* _Written tasks_
**a)** In the Weber Smokey Mountain temperature thread, how long does FFchampMT say it takes the smoker to register a change in oxygen?
**b)** Continue the Weber Smokey Mountain temperature thread from where it stops.

# Weber Smokey Mountain Temperature Rise



## LexB89 (Apr 25, 2021)

Hi guy's,

I've got my baby back ribs on the go.

The temperature is running too high at 290F and got there quick.

I have all vents bar the top one closed.

I'm using the minion method.

I used 10 hot briquettes. 

I think this is too many.

Can anyone confirm this or suggest other solutions?


----------



## BGKYSmoker (Apr 25, 2021)

You have whats called a runaway temp. What size WSM?

If you use an old metal coffee can (both ends open) place the coals around it (leave can there entire cook)

Close down to half way on the bottom vent (S) Top 1/2. When temp starts to stabilize 225-250 then your in the zone. Temps start to drop oen up the vents some.

This worked good for me when i had the 22"


----------



## mcokevin (Apr 25, 2021)

Is your water bowl empty?  With water in the bowl getting my WSM to those temps is a very deliberate decision.


----------



## SmokingUPnorth (Apr 25, 2021)

Is it windy where you are? If so try to set up some wood or something to block the smoker. Always keep the top vent open also! Use bottom vents to control the temp.


----------



## sandyut (Apr 25, 2021)

I used a 14" WSM for years.  I always kept the top vent open and controlled the temp by how open the bottom vents were.

I used the water pan at first,  but eventually I just foiled it dry.  

eventually i went to a partyq from BBQ Guru for temp control on it.  much much easier.


----------



## FFchampMT (Apr 25, 2021)

I'd suspect you had an 'overshoot' you didn't catch in time, I've been there many times. When I'm aiming for 250 I start throttling the air at 220. It takes about 20 minutes for the WSM to really register the change in oxygen. When it really gets up there to 290 it sometimes takes a 40 minutes to climb back down.
I'm an anti-spritzer because I get wild temp swings from opening the lid.
Don't fear - 40 minutes at 290 won't ruin anything, 4 hours at 290 won't either (maybe be a little more charred is all) ... You're cooking until the bones wiggle.
Last thing is the flavor wood - if it's under/in your coals you should be good, but if you put it on top they'll  flare up and spike your temps.


----------



## normanaj (Apr 25, 2021)

sandyut said:


> I used a 14" WSM for years. I always kept the top vent open and controlled the temp by how open the bottom vents were.
> 
> I used the water pan at first, but eventually I just foiled it dry.



Same here.


----------



## LexB89 (Apr 27, 2021)

I'm using the 22" WSM.

I use the water bowl.

Should I cook with it dry?

Did I use too many hot briquettes? 

I had all the bottom vents closed, with just the top vent open.


----------



## sandyut (Apr 27, 2021)

that was not too many coals for a minion method.  I was always taught and followed to keep the top wide open and control the heat with the bottom vents.  more closed = less air = less oxygen = less burn = less heat and v/v.  thus if its running hot, close the bottom vents a bit or a bit more.  it take a few for the temp to adjust. 

Also - if there are air leaks they can also feed the fire with fresh oxygen to burn.  I had this issue and sealed my side door and the lid - mostly because when windy and when trying to cool down the burn the leakage was too much.

these guys have seal kits.  The lid hinge is KILLER GREAT too.

* _Dataset extract_

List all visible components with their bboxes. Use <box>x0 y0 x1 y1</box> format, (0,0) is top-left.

--

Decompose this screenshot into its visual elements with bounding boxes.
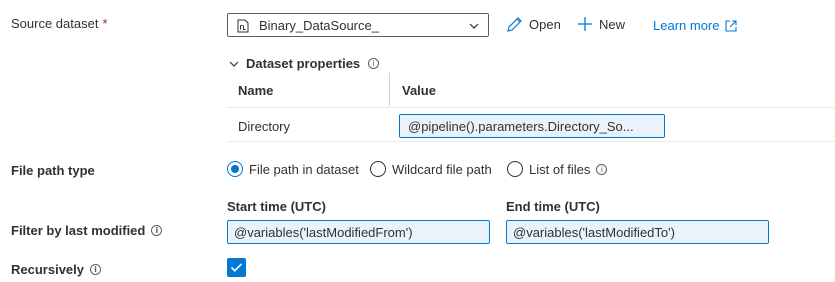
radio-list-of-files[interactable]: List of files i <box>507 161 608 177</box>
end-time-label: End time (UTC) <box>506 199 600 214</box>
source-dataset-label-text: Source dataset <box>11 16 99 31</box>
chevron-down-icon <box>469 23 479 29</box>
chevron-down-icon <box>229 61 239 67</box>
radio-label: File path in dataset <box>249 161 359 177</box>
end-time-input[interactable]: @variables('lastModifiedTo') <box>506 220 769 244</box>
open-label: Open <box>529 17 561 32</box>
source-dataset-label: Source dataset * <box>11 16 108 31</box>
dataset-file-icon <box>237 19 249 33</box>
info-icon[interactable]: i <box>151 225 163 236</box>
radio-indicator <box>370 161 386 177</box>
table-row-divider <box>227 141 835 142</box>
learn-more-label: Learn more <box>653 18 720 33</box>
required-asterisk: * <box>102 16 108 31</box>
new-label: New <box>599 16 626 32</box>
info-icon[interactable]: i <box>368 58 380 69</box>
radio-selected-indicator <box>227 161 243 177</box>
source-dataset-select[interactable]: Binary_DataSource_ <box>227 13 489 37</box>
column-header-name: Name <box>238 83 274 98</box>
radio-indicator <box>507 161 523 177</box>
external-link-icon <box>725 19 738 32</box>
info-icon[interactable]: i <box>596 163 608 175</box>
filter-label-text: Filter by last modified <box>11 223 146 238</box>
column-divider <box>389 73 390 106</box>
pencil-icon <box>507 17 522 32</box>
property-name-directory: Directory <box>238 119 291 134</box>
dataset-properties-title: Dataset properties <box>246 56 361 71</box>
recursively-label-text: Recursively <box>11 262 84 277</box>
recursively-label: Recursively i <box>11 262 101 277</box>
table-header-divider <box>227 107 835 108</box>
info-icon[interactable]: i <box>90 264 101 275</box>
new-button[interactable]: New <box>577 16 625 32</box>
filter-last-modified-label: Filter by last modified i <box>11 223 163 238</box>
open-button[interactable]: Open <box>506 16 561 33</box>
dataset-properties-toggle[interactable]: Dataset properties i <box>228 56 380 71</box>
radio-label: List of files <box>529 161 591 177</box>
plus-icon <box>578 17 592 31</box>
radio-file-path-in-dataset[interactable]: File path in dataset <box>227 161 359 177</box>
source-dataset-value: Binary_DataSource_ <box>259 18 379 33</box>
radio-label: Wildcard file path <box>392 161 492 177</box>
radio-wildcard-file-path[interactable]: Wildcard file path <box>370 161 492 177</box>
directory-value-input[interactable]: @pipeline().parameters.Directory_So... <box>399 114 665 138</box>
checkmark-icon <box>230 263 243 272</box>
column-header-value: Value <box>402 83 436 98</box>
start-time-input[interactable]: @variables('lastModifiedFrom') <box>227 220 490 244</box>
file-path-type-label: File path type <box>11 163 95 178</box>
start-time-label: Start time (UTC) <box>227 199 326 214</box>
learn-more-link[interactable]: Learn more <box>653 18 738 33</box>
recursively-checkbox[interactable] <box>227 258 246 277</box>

---

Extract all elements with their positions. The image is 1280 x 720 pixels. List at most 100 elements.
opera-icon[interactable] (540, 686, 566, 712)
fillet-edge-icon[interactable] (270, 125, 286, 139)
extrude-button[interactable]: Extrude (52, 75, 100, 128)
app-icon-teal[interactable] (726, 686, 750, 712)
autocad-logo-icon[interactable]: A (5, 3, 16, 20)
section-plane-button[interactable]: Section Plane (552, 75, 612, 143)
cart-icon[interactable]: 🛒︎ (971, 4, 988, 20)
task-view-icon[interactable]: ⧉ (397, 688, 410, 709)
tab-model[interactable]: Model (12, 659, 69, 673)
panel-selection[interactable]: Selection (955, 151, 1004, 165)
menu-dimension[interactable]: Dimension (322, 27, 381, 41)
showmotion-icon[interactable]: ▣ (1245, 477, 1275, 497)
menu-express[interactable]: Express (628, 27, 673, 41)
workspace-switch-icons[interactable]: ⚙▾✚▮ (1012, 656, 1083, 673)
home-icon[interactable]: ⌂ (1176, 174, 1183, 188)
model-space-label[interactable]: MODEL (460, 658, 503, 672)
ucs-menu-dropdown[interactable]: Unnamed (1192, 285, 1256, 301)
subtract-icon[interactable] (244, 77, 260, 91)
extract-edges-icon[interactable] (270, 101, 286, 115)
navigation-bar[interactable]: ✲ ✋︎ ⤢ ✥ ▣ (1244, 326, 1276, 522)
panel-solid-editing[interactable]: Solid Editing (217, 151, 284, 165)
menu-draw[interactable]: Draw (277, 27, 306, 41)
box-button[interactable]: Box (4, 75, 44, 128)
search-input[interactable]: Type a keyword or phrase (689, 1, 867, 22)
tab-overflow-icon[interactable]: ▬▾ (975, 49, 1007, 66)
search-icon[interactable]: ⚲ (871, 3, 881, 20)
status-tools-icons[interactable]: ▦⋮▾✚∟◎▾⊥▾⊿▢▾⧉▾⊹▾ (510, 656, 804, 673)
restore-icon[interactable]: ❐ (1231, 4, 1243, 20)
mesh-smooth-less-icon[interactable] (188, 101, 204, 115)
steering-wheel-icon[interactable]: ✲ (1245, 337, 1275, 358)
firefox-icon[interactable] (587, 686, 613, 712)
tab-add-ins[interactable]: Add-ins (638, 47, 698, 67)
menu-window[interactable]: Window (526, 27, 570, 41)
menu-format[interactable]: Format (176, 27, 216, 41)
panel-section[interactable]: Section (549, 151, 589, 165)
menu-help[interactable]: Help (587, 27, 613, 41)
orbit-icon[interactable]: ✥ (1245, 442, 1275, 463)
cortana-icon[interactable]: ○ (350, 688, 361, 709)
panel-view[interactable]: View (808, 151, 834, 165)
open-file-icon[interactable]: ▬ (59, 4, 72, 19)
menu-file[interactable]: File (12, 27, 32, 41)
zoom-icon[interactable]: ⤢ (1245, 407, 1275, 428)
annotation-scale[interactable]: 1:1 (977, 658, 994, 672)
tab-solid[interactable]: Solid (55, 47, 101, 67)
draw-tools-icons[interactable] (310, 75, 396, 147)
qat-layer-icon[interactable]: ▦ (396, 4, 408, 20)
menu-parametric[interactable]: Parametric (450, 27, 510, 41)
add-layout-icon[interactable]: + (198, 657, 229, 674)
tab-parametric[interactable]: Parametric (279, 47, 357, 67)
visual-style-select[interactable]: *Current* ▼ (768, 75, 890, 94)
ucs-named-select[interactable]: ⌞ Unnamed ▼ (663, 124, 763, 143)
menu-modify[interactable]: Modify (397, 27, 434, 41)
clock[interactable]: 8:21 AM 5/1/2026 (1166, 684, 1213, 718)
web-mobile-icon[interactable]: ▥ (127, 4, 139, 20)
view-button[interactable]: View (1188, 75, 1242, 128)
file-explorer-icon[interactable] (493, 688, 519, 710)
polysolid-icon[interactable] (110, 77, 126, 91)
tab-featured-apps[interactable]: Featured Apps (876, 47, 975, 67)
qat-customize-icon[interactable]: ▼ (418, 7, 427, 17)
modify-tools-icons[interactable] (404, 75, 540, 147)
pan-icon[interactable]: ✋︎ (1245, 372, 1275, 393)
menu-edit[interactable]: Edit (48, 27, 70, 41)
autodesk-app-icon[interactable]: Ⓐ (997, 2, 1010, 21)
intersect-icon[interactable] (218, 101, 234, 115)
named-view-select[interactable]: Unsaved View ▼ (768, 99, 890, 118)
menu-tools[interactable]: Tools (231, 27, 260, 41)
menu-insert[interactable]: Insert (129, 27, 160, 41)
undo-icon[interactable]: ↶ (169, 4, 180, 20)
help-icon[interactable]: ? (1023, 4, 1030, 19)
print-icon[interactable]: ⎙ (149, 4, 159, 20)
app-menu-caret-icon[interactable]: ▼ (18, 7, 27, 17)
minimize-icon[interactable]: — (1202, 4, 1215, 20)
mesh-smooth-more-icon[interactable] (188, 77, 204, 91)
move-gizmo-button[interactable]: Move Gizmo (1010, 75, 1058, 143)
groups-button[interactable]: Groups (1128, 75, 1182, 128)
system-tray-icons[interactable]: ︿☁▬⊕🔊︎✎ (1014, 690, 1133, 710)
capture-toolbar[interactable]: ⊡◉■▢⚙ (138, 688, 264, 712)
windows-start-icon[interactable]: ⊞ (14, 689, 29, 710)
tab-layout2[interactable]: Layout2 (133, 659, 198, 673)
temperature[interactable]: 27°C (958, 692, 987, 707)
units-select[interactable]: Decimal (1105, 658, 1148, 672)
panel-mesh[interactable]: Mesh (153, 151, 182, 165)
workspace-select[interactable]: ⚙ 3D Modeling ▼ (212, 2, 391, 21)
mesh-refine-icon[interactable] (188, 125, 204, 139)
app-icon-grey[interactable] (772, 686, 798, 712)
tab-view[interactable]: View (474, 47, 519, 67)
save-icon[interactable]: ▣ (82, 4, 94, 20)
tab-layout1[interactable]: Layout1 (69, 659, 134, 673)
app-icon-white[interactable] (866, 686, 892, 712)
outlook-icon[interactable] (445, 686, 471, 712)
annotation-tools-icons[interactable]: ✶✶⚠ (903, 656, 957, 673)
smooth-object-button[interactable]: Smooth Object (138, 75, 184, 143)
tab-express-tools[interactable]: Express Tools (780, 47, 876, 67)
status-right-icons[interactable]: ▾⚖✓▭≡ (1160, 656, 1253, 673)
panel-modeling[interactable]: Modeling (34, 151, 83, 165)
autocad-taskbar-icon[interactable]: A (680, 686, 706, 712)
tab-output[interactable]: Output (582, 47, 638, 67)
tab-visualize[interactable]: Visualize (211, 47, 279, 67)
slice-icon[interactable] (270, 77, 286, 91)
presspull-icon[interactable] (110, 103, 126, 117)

* _Exercise responses_
**a)** About 20 minutes.

**b)**
RE: water bowl - if you are new i would keep using it with water till you are pretty solid with it.  then try dry.  you will use less fuel with it dry, but it can spike temps easier.  IMO

Before I found SMF i spent time here.  its 100% WSM talk, advice, tips etc.  But a *ton* of people on here have WSMs too.


----------



## mcokevin (Apr 28, 2021)

LexB89 said:


> I'm using the 22" WSM.
> 
> I use the water bowl.
> 
> ...



10 hot briquettes doesn't seem like too many.  

The WSM is a pretty simple smoker (that's the beauty of it), so the temps can only be caused by too much hot fuel.  Since it sounds like you didn't add too much hot fuel at the start, the only other way it could climb that high is too much air feeding more combustion than you want to happen.  Air can come in through a few places.  Ideally, it's only the bottom vents.  On the WSM if the smoker isn't sealed up properly it can come in through the door (especially if opened), through a gap between the base and the body of the smoker if it is not mated correctly (this is unlikely IMO), or the lid.

Also, do you have confidence in your thermometers?  What are you using to measure temps?  Don't go by the thermometer on the lid.


----------



## LexB89 (Apr 28, 2021)

It must be air flow then.

I bought a fibreboard 2 so I'm pretty confident with that.

Air could be coming in at the bottom of the smoker.

Would adding less briquettes at the start solve the problem?

I've found once you get the temperature too high, there isn't much I can do about it!


----------



## sandyut (Apr 28, 2021)

LexB89 said:


> I've found once you get the temperature too high, there isn't much I can do about it!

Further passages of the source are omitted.